→ **Problems to solve**:
#1 List every genre or type of reading material that the Tolkien post names. Leave out specific book titles.
#2 Answer these questions from the Tolkien post, one line each:
(a) How long does fiction take to put the writer to sleep?
(b) In what class was the Tolkien series assigned?
(c) What did the class watch in place of reading the books?
#3 Copy everything in the Tolkien post from "I’ve written about" down to "a light switch.", substituting "newcomers" for "newbies".

→ **Reading passage**:
"""

OK, all you Tolkien readers

I gots me some questions for y’all. Or maybe just one good one.

I’ve written about this before, but for the newbies, let me just fill in a bit of info:

I’ve never been much for fiction of any type. It puts me straight to sleep. 10 minutes flat and I’m out like I have a light switch.

Non-fiction: History and biographies and the like is what I grew up on.

When I was in high school I read as little fiction as I could get away with, and wrote even less when it was assigned. One of my teachers assigned up the Tolkien series (Hobbit and three LotR books). But a couple weeks into the assignment, the girls started complaining that there wasn’t an alternate and whatnot and the guy decided that we’d just watch those horrible cartoons and do our reports off them.

Hey, it was AP English. I guess he decided we’d worked hard enough to get there and one way or another we were going to absorb us some Tolkien.

Long story short, I never read any of his stuff.

"""

→ **Provided records**:
"""

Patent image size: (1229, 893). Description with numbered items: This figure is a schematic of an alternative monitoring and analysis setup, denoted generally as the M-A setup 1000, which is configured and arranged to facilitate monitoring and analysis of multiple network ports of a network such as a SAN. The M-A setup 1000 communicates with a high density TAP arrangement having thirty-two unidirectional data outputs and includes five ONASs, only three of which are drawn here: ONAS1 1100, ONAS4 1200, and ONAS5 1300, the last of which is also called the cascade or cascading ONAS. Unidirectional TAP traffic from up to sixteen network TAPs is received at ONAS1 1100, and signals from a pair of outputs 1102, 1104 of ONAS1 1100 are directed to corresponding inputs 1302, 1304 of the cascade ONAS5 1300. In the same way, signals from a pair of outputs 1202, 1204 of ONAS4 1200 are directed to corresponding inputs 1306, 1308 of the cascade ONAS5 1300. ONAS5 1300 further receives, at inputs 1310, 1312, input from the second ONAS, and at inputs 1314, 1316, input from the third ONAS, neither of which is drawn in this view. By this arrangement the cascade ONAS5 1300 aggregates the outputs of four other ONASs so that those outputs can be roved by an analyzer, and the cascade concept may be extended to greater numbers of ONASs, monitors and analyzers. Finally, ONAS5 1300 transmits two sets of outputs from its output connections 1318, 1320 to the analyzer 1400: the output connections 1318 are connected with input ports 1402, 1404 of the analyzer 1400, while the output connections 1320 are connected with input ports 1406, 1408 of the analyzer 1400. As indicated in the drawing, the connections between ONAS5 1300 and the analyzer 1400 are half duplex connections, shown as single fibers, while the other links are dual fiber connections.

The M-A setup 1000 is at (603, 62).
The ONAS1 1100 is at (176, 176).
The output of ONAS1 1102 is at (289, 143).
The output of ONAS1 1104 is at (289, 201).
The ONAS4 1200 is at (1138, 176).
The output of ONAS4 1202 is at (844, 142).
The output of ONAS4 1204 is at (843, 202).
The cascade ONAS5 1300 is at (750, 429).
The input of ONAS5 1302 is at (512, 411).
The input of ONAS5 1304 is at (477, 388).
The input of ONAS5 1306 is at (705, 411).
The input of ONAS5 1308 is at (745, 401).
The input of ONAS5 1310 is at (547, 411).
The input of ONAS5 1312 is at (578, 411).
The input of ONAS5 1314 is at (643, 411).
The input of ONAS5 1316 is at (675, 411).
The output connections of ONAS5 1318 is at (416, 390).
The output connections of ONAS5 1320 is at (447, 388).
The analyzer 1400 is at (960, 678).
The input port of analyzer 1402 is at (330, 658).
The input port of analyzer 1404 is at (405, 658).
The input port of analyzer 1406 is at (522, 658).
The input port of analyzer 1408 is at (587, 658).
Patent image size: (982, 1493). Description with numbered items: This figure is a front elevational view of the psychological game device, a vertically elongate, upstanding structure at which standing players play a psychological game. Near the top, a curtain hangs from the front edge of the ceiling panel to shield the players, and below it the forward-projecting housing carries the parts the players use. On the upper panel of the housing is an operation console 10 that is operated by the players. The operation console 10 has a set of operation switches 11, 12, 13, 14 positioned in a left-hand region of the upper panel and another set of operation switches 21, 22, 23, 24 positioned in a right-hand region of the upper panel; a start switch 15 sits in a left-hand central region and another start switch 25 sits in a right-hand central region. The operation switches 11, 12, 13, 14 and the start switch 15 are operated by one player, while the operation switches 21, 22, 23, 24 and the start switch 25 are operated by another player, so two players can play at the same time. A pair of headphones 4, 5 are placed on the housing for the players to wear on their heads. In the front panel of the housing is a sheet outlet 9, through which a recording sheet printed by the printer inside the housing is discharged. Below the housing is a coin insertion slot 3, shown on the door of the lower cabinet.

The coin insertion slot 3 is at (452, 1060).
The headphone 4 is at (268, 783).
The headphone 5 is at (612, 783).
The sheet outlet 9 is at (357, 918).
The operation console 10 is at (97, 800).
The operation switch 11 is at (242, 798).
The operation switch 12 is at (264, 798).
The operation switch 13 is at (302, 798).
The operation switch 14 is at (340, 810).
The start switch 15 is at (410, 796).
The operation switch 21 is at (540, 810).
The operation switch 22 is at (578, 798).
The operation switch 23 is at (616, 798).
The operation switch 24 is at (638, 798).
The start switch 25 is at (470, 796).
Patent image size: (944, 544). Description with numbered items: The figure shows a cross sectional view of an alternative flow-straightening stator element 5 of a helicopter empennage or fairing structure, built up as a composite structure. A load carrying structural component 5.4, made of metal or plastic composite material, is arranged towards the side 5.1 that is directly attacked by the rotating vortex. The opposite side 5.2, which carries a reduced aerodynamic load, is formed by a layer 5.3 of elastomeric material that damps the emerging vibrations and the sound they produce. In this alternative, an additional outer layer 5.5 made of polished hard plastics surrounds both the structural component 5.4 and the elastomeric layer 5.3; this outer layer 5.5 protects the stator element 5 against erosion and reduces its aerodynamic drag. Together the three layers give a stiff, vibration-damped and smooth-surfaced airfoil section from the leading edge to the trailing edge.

"""

→ **Solutions to the problems**:
#1 fiction; non-fiction; history; biographies

#2
(a) 10 minutes.
(b) AP English.
(c) Cartoons, which the students used as the basis for their reports.

#3
I’ve written about this before, but for the newcomers, let me just fill in a bit of info:

I’ve never been much for fiction of any type. It puts me straight to sleep. 10 minutes flat and I’m out like I have a light switch.